Lumière sur …. 3 nouvelles sources d’obligations pour les entreprises en matière de protection de l’environnement

La protection de l’environnement est un enjeu incontournable de notre ère. Nouveau moteur du développement de l’économie mondiale, elle a entraîné l’adoption de nombreuses règlementations dans le but d’encadrer les pratiques des acteurs économiques et de les responsabiliser face aux préoccupations environnementales en forte croissance. Cette dynamique s’est renforcée depuis septembre 2015, lorsque les 193 États membres de l’ONU ont adopté un programme de développement durable à l’horizon 2030 intitulé « Agenda 2030 » fixant 17 objectifs de développement durable à atteindre[1].

Dans cette démarche, l’Union européenne ne cesse de renforcer son cadre législatif en matière de durabilité à travers diverses initiatives. Trois textes récents incarnent cette volonté à travers différents primes : la directive dite « CSRD » par le reporting extrafinancier des entreprises (1), la directive sur le droit à la réparation s’inscrivant dans un objectif de lutte contre l’obsolescence programmée et octroyant un levier supplémentaire aux consommateurs pour la durabilité de leur produits (2) et enfin le règlement contre la déforestation et la dégradation des forêts contraignant les entreprises à produire dans le strict respect de l’environnement (3).
────────
Modifiez le passage du texte sur les obligations environnementales des entreprises allant de « Lumière sur …. » à « durable à atteindre[1]. » en remplaçant « enjeu » par « défi ». Les entrées qui suivent ne sont pas utiles à l'exercice.

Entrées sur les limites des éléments
────────
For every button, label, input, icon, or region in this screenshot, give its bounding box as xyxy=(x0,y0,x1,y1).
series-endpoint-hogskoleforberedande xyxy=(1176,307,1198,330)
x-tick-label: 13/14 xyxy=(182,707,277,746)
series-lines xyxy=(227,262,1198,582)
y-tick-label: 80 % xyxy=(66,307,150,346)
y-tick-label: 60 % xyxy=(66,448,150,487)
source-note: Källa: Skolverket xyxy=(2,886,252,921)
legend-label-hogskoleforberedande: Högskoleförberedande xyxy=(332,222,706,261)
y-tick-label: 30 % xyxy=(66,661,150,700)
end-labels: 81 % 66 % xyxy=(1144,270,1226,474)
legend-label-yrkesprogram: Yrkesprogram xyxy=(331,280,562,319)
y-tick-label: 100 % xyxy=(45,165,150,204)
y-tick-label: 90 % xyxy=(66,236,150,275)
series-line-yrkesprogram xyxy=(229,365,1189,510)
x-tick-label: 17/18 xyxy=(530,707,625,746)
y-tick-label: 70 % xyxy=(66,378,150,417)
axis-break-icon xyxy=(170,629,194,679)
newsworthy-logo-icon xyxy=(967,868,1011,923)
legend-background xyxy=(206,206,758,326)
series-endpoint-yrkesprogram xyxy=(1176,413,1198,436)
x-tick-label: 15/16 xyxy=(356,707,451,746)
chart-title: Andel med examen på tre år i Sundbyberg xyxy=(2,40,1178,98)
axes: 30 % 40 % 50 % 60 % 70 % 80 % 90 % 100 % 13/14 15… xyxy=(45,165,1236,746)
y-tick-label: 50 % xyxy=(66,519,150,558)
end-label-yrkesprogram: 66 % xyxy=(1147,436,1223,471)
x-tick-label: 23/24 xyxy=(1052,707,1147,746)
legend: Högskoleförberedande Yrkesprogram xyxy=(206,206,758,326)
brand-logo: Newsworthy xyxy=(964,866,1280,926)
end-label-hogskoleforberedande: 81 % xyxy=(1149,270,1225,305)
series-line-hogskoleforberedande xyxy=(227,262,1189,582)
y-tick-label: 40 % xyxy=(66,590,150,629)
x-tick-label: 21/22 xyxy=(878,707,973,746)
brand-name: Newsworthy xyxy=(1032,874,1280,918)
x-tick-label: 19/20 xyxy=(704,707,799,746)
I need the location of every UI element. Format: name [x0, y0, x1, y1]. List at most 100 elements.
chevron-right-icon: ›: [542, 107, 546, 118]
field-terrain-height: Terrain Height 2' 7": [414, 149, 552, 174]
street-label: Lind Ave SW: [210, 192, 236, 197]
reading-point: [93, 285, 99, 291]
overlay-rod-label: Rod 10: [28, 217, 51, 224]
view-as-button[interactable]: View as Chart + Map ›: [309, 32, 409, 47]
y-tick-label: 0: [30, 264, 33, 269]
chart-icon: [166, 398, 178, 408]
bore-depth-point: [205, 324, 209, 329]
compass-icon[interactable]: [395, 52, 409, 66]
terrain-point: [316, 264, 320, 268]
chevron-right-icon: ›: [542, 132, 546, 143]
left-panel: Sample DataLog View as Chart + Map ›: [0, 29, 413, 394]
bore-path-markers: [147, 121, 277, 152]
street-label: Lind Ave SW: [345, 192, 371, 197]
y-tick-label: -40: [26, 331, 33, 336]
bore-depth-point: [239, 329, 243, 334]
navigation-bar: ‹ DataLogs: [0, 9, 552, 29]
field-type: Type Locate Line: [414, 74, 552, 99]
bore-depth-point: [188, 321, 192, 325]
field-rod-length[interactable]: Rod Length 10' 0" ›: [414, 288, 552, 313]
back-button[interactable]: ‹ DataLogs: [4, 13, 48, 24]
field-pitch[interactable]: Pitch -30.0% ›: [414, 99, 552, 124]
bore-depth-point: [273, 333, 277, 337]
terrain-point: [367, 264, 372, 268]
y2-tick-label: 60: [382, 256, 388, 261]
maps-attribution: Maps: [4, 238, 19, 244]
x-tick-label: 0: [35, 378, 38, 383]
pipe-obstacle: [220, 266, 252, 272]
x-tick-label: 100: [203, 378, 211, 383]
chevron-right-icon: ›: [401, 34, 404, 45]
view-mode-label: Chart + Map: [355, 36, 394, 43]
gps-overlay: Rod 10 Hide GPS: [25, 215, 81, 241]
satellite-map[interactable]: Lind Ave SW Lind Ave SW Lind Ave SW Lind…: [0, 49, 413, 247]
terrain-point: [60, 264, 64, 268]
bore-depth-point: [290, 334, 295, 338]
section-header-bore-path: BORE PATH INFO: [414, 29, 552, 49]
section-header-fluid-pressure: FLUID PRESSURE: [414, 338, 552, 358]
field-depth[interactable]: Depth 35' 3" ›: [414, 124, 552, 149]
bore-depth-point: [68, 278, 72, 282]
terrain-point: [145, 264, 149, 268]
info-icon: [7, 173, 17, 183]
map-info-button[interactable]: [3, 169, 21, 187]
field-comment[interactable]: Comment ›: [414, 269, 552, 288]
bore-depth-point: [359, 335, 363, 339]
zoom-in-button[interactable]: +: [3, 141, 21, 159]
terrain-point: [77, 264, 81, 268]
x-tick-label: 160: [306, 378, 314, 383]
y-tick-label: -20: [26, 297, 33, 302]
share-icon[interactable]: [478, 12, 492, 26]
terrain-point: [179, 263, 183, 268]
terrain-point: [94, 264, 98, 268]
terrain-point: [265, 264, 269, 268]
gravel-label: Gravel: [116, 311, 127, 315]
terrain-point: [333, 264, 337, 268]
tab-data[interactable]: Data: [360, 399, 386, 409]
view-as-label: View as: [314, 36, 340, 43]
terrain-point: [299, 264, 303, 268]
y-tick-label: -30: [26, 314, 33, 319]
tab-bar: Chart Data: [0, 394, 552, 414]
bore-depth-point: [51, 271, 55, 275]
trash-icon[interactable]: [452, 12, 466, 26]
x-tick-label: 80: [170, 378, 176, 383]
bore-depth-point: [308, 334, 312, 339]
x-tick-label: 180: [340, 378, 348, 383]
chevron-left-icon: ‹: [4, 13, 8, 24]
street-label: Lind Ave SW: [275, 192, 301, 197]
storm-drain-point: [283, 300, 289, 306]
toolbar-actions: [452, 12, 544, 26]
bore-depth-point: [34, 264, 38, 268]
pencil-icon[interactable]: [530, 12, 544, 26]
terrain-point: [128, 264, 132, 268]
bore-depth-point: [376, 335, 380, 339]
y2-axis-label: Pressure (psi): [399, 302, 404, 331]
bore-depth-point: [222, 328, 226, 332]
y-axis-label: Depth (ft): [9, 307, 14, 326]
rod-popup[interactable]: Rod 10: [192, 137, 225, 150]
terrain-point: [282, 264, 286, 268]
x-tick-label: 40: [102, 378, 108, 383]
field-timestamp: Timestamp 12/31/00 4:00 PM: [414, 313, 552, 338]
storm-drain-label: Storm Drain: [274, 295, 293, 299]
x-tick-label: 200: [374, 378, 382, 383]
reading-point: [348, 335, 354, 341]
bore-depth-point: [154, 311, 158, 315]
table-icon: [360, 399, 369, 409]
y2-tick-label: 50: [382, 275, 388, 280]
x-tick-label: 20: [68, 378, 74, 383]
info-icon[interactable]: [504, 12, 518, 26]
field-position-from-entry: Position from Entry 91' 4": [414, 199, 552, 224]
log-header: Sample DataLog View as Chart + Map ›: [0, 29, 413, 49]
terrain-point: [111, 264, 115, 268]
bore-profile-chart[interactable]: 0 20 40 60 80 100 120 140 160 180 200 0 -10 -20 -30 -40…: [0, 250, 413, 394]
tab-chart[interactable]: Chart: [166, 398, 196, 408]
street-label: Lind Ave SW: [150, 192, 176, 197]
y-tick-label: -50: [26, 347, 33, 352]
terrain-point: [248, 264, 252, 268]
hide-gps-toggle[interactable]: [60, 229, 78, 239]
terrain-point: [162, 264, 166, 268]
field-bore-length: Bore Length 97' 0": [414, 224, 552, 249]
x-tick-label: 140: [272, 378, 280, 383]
────────
▸ **Réponse attendue**
Lumière sur …. 3 nouvelles sources d’obligations pour les entreprises en matière de protection de l’environnement

La protection de l’environnement est un défi incontournable de notre ère. Nouveau moteur du développement de l’économie mondiale, elle a entraîné l’adoption de nombreuses règlementations dans le but d’encadrer les pratiques des acteurs économiques et de les responsabiliser face aux préoccupations environnementales en forte croissance. Cette dynamique s’est renforcée depuis septembre 2015, lorsque les 193 États membres de l’ONU ont adopté un programme de développement durable à l’horizon 2030 intitulé « Agenda 2030 » fixant 17 objectifs de développement durable à atteindre[1].